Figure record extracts
§
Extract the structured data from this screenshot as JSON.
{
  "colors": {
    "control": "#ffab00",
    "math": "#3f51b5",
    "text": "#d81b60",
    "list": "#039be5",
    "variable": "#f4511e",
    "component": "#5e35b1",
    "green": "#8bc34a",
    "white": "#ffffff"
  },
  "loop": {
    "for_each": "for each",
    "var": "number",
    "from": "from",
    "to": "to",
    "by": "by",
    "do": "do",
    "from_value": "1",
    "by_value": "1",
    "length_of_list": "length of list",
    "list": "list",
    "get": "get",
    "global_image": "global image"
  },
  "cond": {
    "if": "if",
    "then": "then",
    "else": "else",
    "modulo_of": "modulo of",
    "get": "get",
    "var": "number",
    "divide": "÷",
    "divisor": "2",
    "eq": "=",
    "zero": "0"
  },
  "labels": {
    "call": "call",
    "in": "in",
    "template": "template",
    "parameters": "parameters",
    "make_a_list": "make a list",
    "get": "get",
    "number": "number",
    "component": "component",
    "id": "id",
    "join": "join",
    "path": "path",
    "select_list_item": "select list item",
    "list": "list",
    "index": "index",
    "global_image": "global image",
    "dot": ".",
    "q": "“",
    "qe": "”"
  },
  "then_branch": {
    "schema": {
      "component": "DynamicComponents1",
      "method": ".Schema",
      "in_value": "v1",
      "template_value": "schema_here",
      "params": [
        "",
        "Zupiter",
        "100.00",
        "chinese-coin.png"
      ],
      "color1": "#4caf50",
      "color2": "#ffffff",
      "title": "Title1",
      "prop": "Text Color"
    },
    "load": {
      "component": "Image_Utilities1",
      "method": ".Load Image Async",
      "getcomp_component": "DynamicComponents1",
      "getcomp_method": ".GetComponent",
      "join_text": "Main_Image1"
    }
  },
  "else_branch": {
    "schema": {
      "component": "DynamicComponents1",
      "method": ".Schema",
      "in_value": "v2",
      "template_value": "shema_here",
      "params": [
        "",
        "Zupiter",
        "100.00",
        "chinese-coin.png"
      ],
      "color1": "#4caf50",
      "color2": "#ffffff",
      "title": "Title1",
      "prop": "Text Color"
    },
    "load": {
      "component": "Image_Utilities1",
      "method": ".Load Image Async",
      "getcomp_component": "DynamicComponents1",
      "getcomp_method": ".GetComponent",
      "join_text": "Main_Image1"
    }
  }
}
§
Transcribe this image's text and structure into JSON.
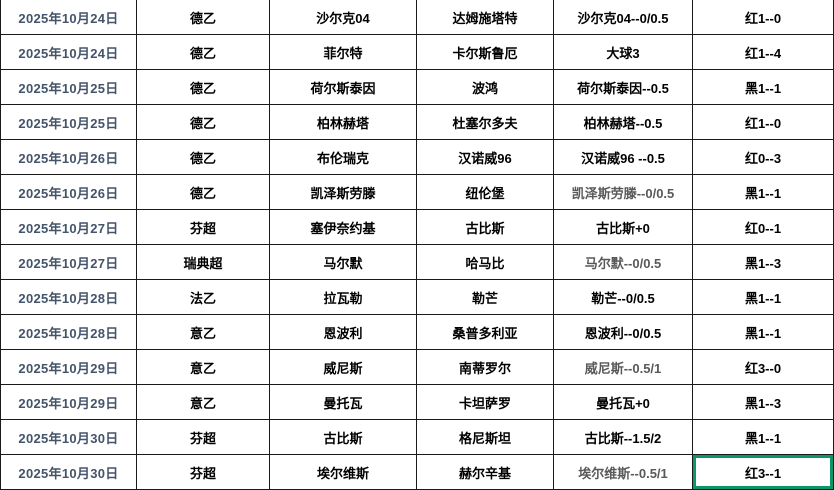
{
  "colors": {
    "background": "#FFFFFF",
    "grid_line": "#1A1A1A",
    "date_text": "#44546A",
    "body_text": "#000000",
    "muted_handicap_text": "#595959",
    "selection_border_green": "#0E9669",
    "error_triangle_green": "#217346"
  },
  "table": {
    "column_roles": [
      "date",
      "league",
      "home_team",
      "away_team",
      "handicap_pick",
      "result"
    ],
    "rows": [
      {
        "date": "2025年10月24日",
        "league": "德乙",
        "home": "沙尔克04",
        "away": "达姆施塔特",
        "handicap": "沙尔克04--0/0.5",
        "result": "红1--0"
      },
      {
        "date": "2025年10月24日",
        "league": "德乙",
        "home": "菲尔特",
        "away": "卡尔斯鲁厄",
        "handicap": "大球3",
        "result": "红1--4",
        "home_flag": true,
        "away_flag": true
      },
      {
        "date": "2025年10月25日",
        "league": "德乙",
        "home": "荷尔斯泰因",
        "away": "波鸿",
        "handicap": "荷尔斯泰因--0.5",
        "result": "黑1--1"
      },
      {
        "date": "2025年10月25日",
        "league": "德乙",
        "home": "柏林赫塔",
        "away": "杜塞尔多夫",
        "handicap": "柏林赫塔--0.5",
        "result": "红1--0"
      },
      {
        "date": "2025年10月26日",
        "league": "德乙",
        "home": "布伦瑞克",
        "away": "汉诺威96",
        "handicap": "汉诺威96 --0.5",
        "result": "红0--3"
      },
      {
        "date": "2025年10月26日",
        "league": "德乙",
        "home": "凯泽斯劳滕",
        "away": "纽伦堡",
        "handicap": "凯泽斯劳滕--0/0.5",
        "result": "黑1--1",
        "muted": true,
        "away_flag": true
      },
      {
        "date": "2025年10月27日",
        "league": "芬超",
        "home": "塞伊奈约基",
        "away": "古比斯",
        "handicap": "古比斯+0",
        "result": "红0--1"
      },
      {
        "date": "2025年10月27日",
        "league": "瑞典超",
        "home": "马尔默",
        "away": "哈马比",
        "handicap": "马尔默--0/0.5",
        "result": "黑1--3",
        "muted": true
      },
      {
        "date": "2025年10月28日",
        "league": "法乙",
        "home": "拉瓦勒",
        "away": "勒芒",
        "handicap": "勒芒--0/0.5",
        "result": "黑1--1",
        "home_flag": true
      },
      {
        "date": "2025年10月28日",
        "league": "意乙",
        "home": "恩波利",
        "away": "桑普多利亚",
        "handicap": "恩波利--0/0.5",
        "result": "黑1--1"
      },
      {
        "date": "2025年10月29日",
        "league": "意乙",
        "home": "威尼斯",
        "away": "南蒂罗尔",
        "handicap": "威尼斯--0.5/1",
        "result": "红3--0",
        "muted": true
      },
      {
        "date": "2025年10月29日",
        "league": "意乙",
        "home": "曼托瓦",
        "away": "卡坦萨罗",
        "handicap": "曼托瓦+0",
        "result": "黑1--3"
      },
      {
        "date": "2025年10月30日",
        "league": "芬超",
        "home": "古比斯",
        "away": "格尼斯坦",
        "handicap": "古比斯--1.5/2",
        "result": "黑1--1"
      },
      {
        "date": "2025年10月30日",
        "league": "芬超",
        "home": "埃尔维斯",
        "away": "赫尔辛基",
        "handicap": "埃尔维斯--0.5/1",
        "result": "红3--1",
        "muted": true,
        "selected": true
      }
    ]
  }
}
§
Scan the listing above for the word "this" and show each line where it is found.

Extract the structured data from this screenshot as JSON.
Transcribe this image's text and structure into JSON.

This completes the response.